**Task statement**
Restate the data word for word and leave the images out.
────────────────────────────────────────
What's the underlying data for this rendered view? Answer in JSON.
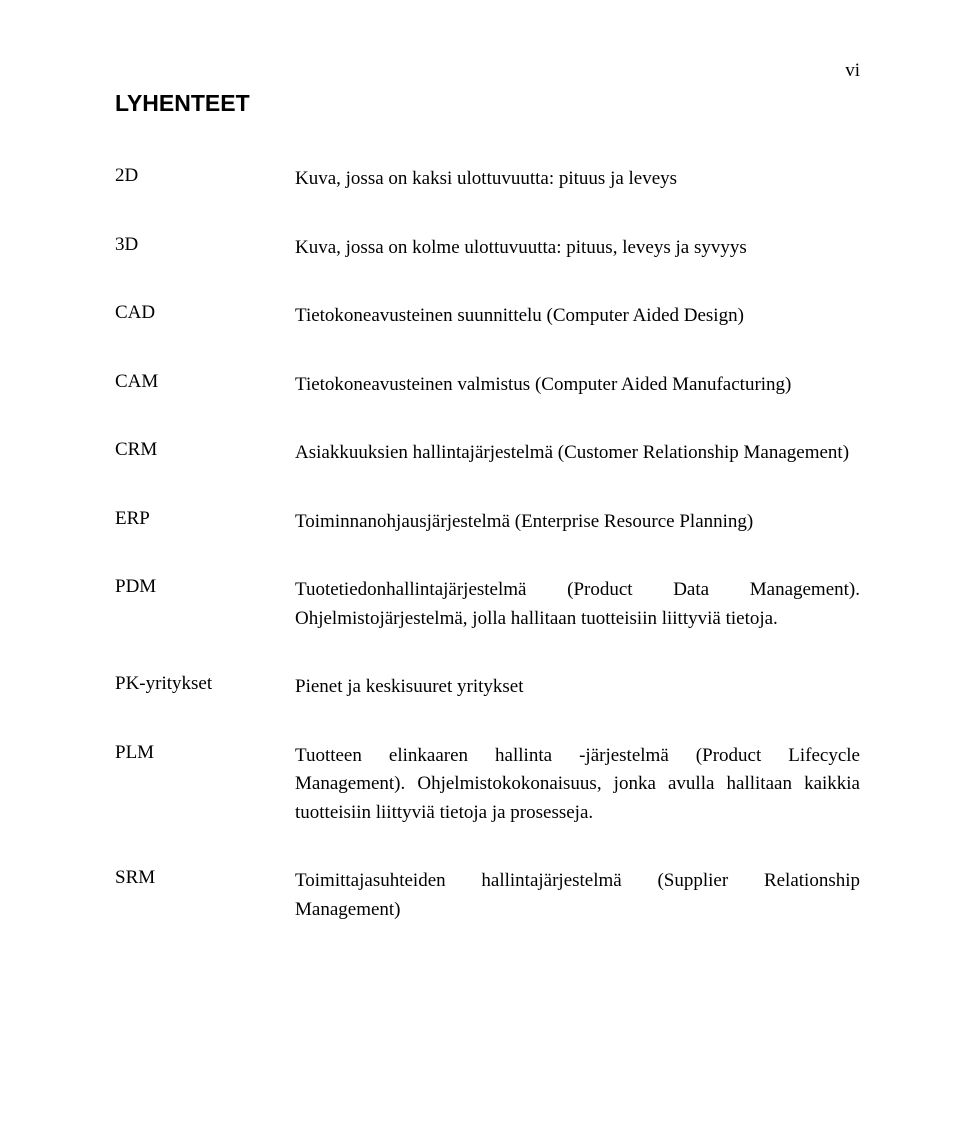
{
  "pageNumber": "vi",
  "heading": "LYHENTEET",
  "entries": [
    {
      "term": "2D",
      "def": "Kuva, jossa on kaksi ulottuvuutta: pituus ja leveys"
    },
    {
      "term": "3D",
      "def": "Kuva, jossa on kolme ulottuvuutta: pituus, leveys ja syvyys"
    },
    {
      "term": "CAD",
      "def": "Tietokoneavusteinen suunnittelu (Computer Aided Design)"
    },
    {
      "term": "CAM",
      "def": "Tietokoneavusteinen valmistus (Computer Aided Manufacturing)"
    },
    {
      "term": "CRM",
      "def": "Asiakkuuksien hallintajärjestelmä (Customer Relationship Management)"
    },
    {
      "term": "ERP",
      "def": "Toiminnanohjausjärjestelmä (Enterprise Resource Planning)"
    },
    {
      "term": "PDM",
      "def": "Tuotetiedonhallintajärjestelmä (Product Data Management). Ohjelmistojärjestelmä, jolla hallitaan tuotteisiin liittyviä tietoja."
    },
    {
      "term": "PK-yritykset",
      "def": "Pienet ja keskisuuret yritykset"
    },
    {
      "term": "PLM",
      "def": "Tuotteen elinkaaren hallinta -järjestelmä (Product Lifecycle Management). Ohjelmistokokonaisuus, jonka avulla hallitaan kaikkia tuotteisiin liittyviä tietoja ja prosesseja."
    },
    {
      "term": "SRM",
      "def": "Toimittajasuhteiden hallintajärjestelmä (Supplier Relationship Management)"
    }
  ]
}
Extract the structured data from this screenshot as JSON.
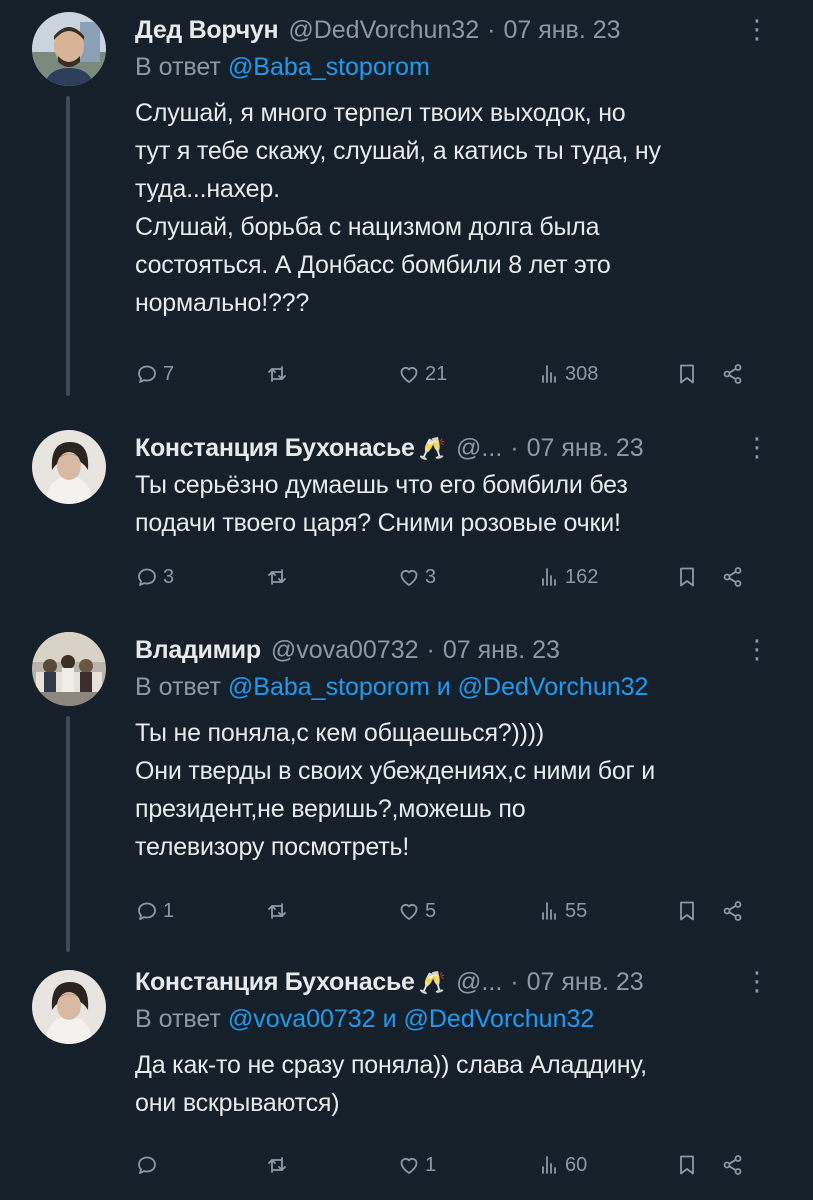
{
  "tweets": [
    {
      "name": "Дед Ворчун",
      "emoji": "",
      "handle": "@DedVorchun32",
      "date": "07 янв. 23",
      "reply_prefix": "В ответ",
      "mentions": [
        "@Baba_stoporom"
      ],
      "mention_joiner": "",
      "text": "Слушай, я много терпел твоих выходок, но\nтут я тебе скажу, слушай, а катись ты туда, ну\nтуда...нахер.\nСлушай, борьба с нацизмом долга была\nсостояться. А Донбасс бомбили 8 лет это\nнормально!???",
      "replies": "7",
      "retweets": "",
      "likes": "21",
      "views": "308"
    },
    {
      "name": "Констанция Бухонасье",
      "emoji": "🥂",
      "handle": "@...",
      "date": "07 янв. 23",
      "reply_prefix": "",
      "mentions": [],
      "mention_joiner": "",
      "text": "Ты серьёзно думаешь что его бомбили без\nподачи твоего царя? Сними розовые очки!",
      "replies": "3",
      "retweets": "",
      "likes": "3",
      "views": "162"
    },
    {
      "name": "Владимир",
      "emoji": "",
      "handle": "@vova00732",
      "date": "07 янв. 23",
      "reply_prefix": "В ответ",
      "mentions": [
        "@Baba_stoporom",
        "@DedVorchun32"
      ],
      "mention_joiner": "и",
      "text": "Ты не поняла,с кем общаешься?))))\nОни тверды в своих убеждениях,с ними бог и\nпрезидент,не веришь?,можешь по\nтелевизору посмотреть!",
      "replies": "1",
      "retweets": "",
      "likes": "5",
      "views": "55"
    },
    {
      "name": "Констанция Бухонасье",
      "emoji": "🥂",
      "handle": "@...",
      "date": "07 янв. 23",
      "reply_prefix": "В ответ",
      "mentions": [
        "@vova00732",
        "@DedVorchun32"
      ],
      "mention_joiner": "и",
      "text": "Да как-то не сразу поняла)) слава Аладдину,\nони вскрываются)",
      "replies": "",
      "retweets": "",
      "likes": "1",
      "views": "60"
    }
  ],
  "ui": {
    "date_separator": "·",
    "more_glyph": "⋮"
  },
  "icons": {
    "reply": "reply-icon",
    "retweet": "retweet-icon",
    "like": "heart-icon",
    "views": "views-icon",
    "bookmark": "bookmark-icon",
    "share": "share-icon",
    "more": "more-icon"
  },
  "colors": {
    "background": "#15202b",
    "text": "#e7e9ea",
    "secondary": "#8b98a5",
    "mention": "#1d9bf0",
    "thread_line": "#3d4a55"
  }
}
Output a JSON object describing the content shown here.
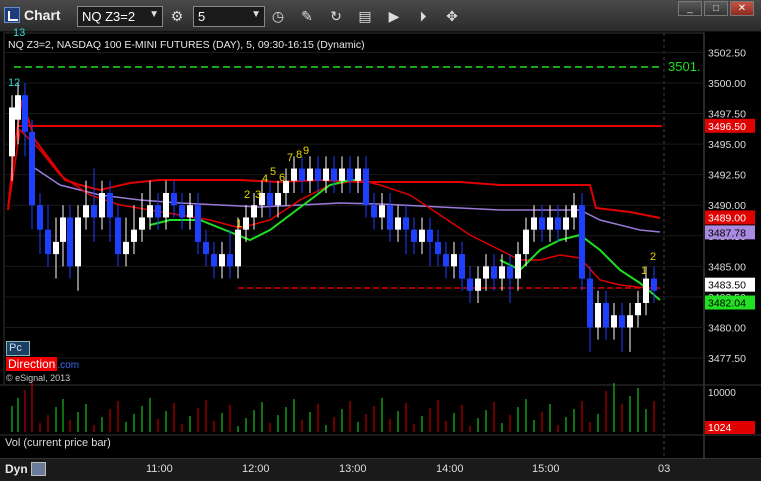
{
  "app": {
    "title": "Chart"
  },
  "toolbar": {
    "symbol": "NQ Z3=2",
    "interval": "5",
    "icons": [
      "settings-icon",
      "clock-icon",
      "pencil-icon",
      "refresh-icon",
      "studies-icon",
      "play-icon",
      "play-circle-icon",
      "pin-icon"
    ]
  },
  "window_buttons": {
    "minimize": "_",
    "maximize": "□",
    "close": "✕"
  },
  "chart": {
    "info": "NQ Z3=2, NASDAQ 100 E-MINI FUTURES (DAY), 5, 09:30-16:15 (Dynamic)",
    "price_ticks": [
      "3502.50",
      "3500.00",
      "3497.50",
      "3495.00",
      "3492.50",
      "3490.00",
      "3487.50",
      "3485.00",
      "3482.50",
      "3480.00",
      "3477.50"
    ],
    "labels": {
      "green_level": "3501.",
      "red_level": "3496.50",
      "red_ma": "3489.00",
      "purple_ma": "3487.78",
      "last_price": "3483.50",
      "green_ma": "3482.04",
      "bottom_hidden": "3483.50"
    },
    "count_labels": {
      "top_left_cyan": "13",
      "top_left_12": "12",
      "seq": [
        "1",
        "2",
        "3",
        "4",
        "5",
        "6",
        "7",
        "8",
        "9",
        "1",
        "2"
      ]
    },
    "logo": {
      "pc": "Pc",
      "direction": "Direction",
      "suffix": ".com",
      "copyright": "© eSignal, 2013"
    },
    "colors": {
      "up": "#ffffff",
      "down": "#1f3fff",
      "red": "#e00000",
      "green": "#1ee01e",
      "purple": "#9a7ad8",
      "count": "#e8d800"
    }
  },
  "volume": {
    "label": "Vol (current price bar)",
    "ticks": [
      "10000",
      "1024"
    ],
    "last": "1024"
  },
  "bottom": {
    "mode": "Dyn",
    "times": [
      "11:00",
      "12:00",
      "13:00",
      "14:00",
      "15:00",
      "03"
    ]
  }
}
────────────────────────────────────────
**Solution to this task**
What's the underlying data for this rendered view? Answer in JSON.
{
  "pageNumber": "vi",
  "heading": "LYHENTEET",
  "entries": [
    {
      "term": "2D",
      "def": "Kuva, jossa on kaksi ulottuvuutta: pituus ja leveys"
    },
    {
      "term": "3D",
      "def": "Kuva, jossa on kolme ulottuvuutta: pituus, leveys ja syvyys"
    },
    {
      "term": "CAD",
      "def": "Tietokoneavusteinen suunnittelu (Computer Aided Design)"
    },
    {
      "term": "CAM",
      "def": "Tietokoneavusteinen valmistus (Computer Aided Manufacturing)"
    },
    {
      "term": "CRM",
      "def": "Asiakkuuksien hallintajärjestelmä (Customer Relationship Management)"
    },
    {
      "term": "ERP",
      "def": "Toiminnanohjausjärjestelmä (Enterprise Resource Planning)"
    },
    {
      "term": "PDM",
      "def": "Tuotetiedonhallintajärjestelmä (Product Data Management). Ohjelmistojärjestelmä, jolla hallitaan tuotteisiin liittyviä tietoja."
    },
    {
      "term": "PK-yritykset",
      "def": "Pienet ja keskisuuret yritykset"
    },
    {
      "term": "PLM",
      "def": "Tuotteen elinkaaren hallinta -järjestelmä (Product Lifecycle Management). Ohjelmistokokonaisuus, jonka avulla hallitaan kaikkia tuotteisiin liittyviä tietoja ja prosesseja."
    },
    {
      "term": "SRM",
      "def": "Toimittajasuhteiden hallintajärjestelmä (Supplier Relationship Management)"
    }
  ]
}
Extract the structured data from this screenshot as JSON.
{
  "tweets": [
    {
      "name": "Дед Ворчун",
      "emoji": "",
      "handle": "@DedVorchun32",
      "date": "07 янв. 23",
      "reply_prefix": "В ответ",
      "mentions": [
        "@Baba_stoporom"
      ],
      "mention_joiner": "",
      "text": "Слушай, я много терпел твоих выходок, но\nтут я тебе скажу, слушай, а катись ты туда, ну\nтуда...нахер.\nСлушай, борьба с нацизмом долга была\nсостояться. А Донбасс бомбили 8 лет это\nнормально!???",
      "replies": "7",
      "retweets": "",
      "likes": "21",
      "views": "308"
    },
    {
      "name": "Констанция Бухонасье",
      "emoji": "🥂",
      "handle": "@...",
      "date": "07 янв. 23",
      "reply_prefix": "",
      "mentions": [],
      "mention_joiner": "",
      "text": "Ты серьёзно думаешь что его бомбили без\nподачи твоего царя? Сними розовые очки!",
      "replies": "3",
      "retweets": "",
      "likes": "3",
      "views": "162"
    },
    {
      "name": "Владимир",
      "emoji": "",
      "handle": "@vova00732",
      "date": "07 янв. 23",
      "reply_prefix": "В ответ",
      "mentions": [
        "@Baba_stoporom",
        "@DedVorchun32"
      ],
      "mention_joiner": "и",
      "text": "Ты не поняла,с кем общаешься?))))\nОни тверды в своих убеждениях,с ними бог и\nпрезидент,не веришь?,можешь по\nтелевизору посмотреть!",
      "replies": "1",
      "retweets": "",
      "likes": "5",
      "views": "55"
    },
    {
      "name": "Констанция Бухонасье",
      "emoji": "🥂",
      "handle": "@...",
      "date": "07 янв. 23",
      "reply_prefix": "В ответ",
      "mentions": [
        "@vova00732",
        "@DedVorchun32"
      ],
      "mention_joiner": "и",
      "text": "Да как-то не сразу поняла)) слава Аладдину,\nони вскрываются)",
      "replies": "",
      "retweets": "",
      "likes": "1",
      "views": "60"
    }
  ],
  "ui": {
    "date_separator": "·",
    "more_glyph": "⋮"
  },
  "icons": {
    "reply": "reply-icon",
    "retweet": "retweet-icon",
    "like": "heart-icon",
    "views": "views-icon",
    "bookmark": "bookmark-icon",
    "share": "share-icon",
    "more": "more-icon"
  },
  "colors": {
    "background": "#15202b",
    "text": "#e7e9ea",
    "secondary": "#8b98a5",
    "mention": "#1d9bf0",
    "thread_line": "#3d4a55"
  }
}
Output a JSON object describing the content shown here.
{
  "app": {
    "title": "Chart"
  },
  "toolbar": {
    "symbol": "NQ Z3=2",
    "interval": "5",
    "icons": [
      "settings-icon",
      "clock-icon",
      "pencil-icon",
      "refresh-icon",
      "studies-icon",
      "play-icon",
      "play-circle-icon",
      "pin-icon"
    ]
  },
  "window_buttons": {
    "minimize": "_",
    "maximize": "□",
    "close": "✕"
  },
  "chart": {
    "info": "NQ Z3=2, NASDAQ 100 E-MINI FUTURES (DAY), 5, 09:30-16:15 (Dynamic)",
    "price_ticks": [
      "3502.50",
      "3500.00",
      "3497.50",
      "3495.00",
      "3492.50",
      "3490.00",
      "3487.50",
      "3485.00",
      "3482.50",
      "3480.00",
      "3477.50"
    ],
    "labels": {
      "green_level": "3501.",
      "red_level": "3496.50",
      "red_ma": "3489.00",
      "purple_ma": "3487.78",
      "last_price": "3483.50",
      "green_ma": "3482.04",
      "bottom_hidden": "3483.50"
    },
    "count_labels": {
      "top_left_cyan": "13",
      "top_left_12": "12",
      "seq": [
        "1",
        "2",
        "3",
        "4",
        "5",
        "6",
        "7",
        "8",
        "9",
        "1",
        "2"
      ]
    },
    "logo": {
      "pc": "Pc",
      "direction": "Direction",
      "suffix": ".com",
      "copyright": "© eSignal, 2013"
    },
    "colors": {
      "up": "#ffffff",
      "down": "#1f3fff",
      "red": "#e00000",
      "green": "#1ee01e",
      "purple": "#9a7ad8",
      "count": "#e8d800"
    }
  },
  "volume": {
    "label": "Vol (current price bar)",
    "ticks": [
      "10000",
      "1024"
    ],
    "last": "1024"
  },
  "bottom": {
    "mode": "Dyn",
    "times": [
      "11:00",
      "12:00",
      "13:00",
      "14:00",
      "15:00",
      "03"
    ]
  }
}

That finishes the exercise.